**What you will do:** Your output should repeat the entries below exactly. It should contain no images.
-------------------------
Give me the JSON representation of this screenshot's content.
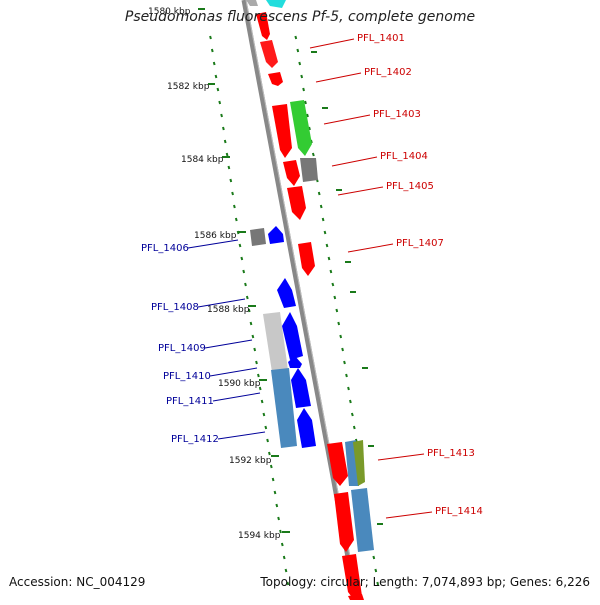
{
  "header": {
    "title": "Pseudomonas fluorescens Pf-5, complete genome"
  },
  "footer": {
    "accession": "Accession: NC_004129",
    "topology": "Topology: circular; Length: 7,074,893 bp; Genes: 6,226"
  },
  "colors": {
    "forward_cds": "#ff0000",
    "reverse_cds": "#0000ff",
    "forward_feature": "#33cc33",
    "feature_gray": "#777777",
    "forward_light_gray": "#c8c8c8",
    "reverse_light_gray": "#bdbdbd",
    "reverse_steel": "#4a89bd",
    "olive_feature": "#7a9a2a",
    "forward_label": "#cc0000",
    "reverse_label": "#000099",
    "tick_green": "#1a7a1a",
    "backbone": "#888888"
  },
  "tick_labels": [
    {
      "text": "1580 kbp"
    },
    {
      "text": "1582 kbp"
    },
    {
      "text": "1584 kbp"
    },
    {
      "text": "1586 kbp"
    },
    {
      "text": "1588 kbp"
    },
    {
      "text": "1590 kbp"
    },
    {
      "text": "1592 kbp"
    },
    {
      "text": "1594 kbp"
    }
  ],
  "gene_labels": [
    {
      "text": "PFL_1401",
      "strand": "forward"
    },
    {
      "text": "PFL_1402",
      "strand": "forward"
    },
    {
      "text": "PFL_1403",
      "strand": "forward"
    },
    {
      "text": "PFL_1404",
      "strand": "forward"
    },
    {
      "text": "PFL_1405",
      "strand": "forward"
    },
    {
      "text": "PFL_1407",
      "strand": "forward"
    },
    {
      "text": "PFL_1413",
      "strand": "forward"
    },
    {
      "text": "PFL_1414",
      "strand": "forward"
    },
    {
      "text": "PFL_1406",
      "strand": "reverse"
    },
    {
      "text": "PFL_1408",
      "strand": "reverse"
    },
    {
      "text": "PFL_1409",
      "strand": "reverse"
    },
    {
      "text": "PFL_1410",
      "strand": "reverse"
    },
    {
      "text": "PFL_1411",
      "strand": "reverse"
    },
    {
      "text": "PFL_1412",
      "strand": "reverse"
    }
  ]
}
-------------------------
**Answer space:**
Give me the JSON representation of this screenshot's content.
{
  "header": {
    "title": "Pseudomonas fluorescens Pf-5, complete genome"
  },
  "footer": {
    "accession": "Accession: NC_004129",
    "topology": "Topology: circular; Length: 7,074,893 bp; Genes: 6,226"
  },
  "colors": {
    "forward_cds": "#ff0000",
    "reverse_cds": "#0000ff",
    "forward_feature": "#33cc33",
    "feature_gray": "#777777",
    "forward_light_gray": "#c8c8c8",
    "reverse_light_gray": "#bdbdbd",
    "reverse_steel": "#4a89bd",
    "olive_feature": "#7a9a2a",
    "forward_label": "#cc0000",
    "reverse_label": "#000099",
    "tick_green": "#1a7a1a",
    "backbone": "#888888"
  },
  "tick_labels": [
    {
      "text": "1580 kbp"
    },
    {
      "text": "1582 kbp"
    },
    {
      "text": "1584 kbp"
    },
    {
      "text": "1586 kbp"
    },
    {
      "text": "1588 kbp"
    },
    {
      "text": "1590 kbp"
    },
    {
      "text": "1592 kbp"
    },
    {
      "text": "1594 kbp"
    }
  ],
  "gene_labels": [
    {
      "text": "PFL_1401",
      "strand": "forward"
    },
    {
      "text": "PFL_1402",
      "strand": "forward"
    },
    {
      "text": "PFL_1403",
      "strand": "forward"
    },
    {
      "text": "PFL_1404",
      "strand": "forward"
    },
    {
      "text": "PFL_1405",
      "strand": "forward"
    },
    {
      "text": "PFL_1407",
      "strand": "forward"
    },
    {
      "text": "PFL_1413",
      "strand": "forward"
    },
    {
      "text": "PFL_1414",
      "strand": "forward"
    },
    {
      "text": "PFL_1406",
      "strand": "reverse"
    },
    {
      "text": "PFL_1408",
      "strand": "reverse"
    },
    {
      "text": "PFL_1409",
      "strand": "reverse"
    },
    {
      "text": "PFL_1410",
      "strand": "reverse"
    },
    {
      "text": "PFL_1411",
      "strand": "reverse"
    },
    {
      "text": "PFL_1412",
      "strand": "reverse"
    }
  ]
}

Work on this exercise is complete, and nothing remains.